** Task to complete **
Give every line below again, exactly.
● ● ●
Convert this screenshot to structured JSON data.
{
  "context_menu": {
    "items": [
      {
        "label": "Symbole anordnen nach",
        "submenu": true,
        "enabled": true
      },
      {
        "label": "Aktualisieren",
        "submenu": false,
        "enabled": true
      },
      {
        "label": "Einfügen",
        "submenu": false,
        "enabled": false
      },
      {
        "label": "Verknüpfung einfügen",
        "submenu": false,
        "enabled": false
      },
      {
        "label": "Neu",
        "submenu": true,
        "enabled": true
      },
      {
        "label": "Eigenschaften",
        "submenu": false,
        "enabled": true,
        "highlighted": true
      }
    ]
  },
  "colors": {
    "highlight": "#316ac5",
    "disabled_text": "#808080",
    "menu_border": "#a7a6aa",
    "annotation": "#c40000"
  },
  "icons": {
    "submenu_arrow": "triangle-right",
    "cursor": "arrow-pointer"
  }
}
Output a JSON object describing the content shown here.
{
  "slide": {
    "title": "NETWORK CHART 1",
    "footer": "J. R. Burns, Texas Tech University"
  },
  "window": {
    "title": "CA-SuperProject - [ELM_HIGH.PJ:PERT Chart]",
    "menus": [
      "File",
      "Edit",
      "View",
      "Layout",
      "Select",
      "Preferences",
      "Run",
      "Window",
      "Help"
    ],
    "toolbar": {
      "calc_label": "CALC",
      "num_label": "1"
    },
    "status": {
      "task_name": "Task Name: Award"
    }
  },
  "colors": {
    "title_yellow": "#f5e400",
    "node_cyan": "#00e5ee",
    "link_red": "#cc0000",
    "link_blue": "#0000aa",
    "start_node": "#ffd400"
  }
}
● ● ●
** Solution below **
Convert this screenshot to structured JSON data.
{
  "context_menu": {
    "items": [
      {
        "label": "Symbole anordnen nach",
        "submenu": true,
        "enabled": true
      },
      {
        "label": "Aktualisieren",
        "submenu": false,
        "enabled": true
      },
      {
        "label": "Einfügen",
        "submenu": false,
        "enabled": false
      },
      {
        "label": "Verknüpfung einfügen",
        "submenu": false,
        "enabled": false
      },
      {
        "label": "Neu",
        "submenu": true,
        "enabled": true
      },
      {
        "label": "Eigenschaften",
        "submenu": false,
        "enabled": true,
        "highlighted": true
      }
    ]
  },
  "colors": {
    "highlight": "#316ac5",
    "disabled_text": "#808080",
    "menu_border": "#a7a6aa",
    "annotation": "#c40000"
  },
  "icons": {
    "submenu_arrow": "triangle-right",
    "cursor": "arrow-pointer"
  }
}
Output a JSON object describing the content shown here.
{
  "slide": {
    "title": "NETWORK CHART 1",
    "footer": "J. R. Burns, Texas Tech University"
  },
  "window": {
    "title": "CA-SuperProject - [ELM_HIGH.PJ:PERT Chart]",
    "menus": [
      "File",
      "Edit",
      "View",
      "Layout",
      "Select",
      "Preferences",
      "Run",
      "Window",
      "Help"
    ],
    "toolbar": {
      "calc_label": "CALC",
      "num_label": "1"
    },
    "status": {
      "task_name": "Task Name: Award"
    }
  },
  "colors": {
    "title_yellow": "#f5e400",
    "node_cyan": "#00e5ee",
    "link_red": "#cc0000",
    "link_blue": "#0000aa",
    "start_node": "#ffd400"
  }
}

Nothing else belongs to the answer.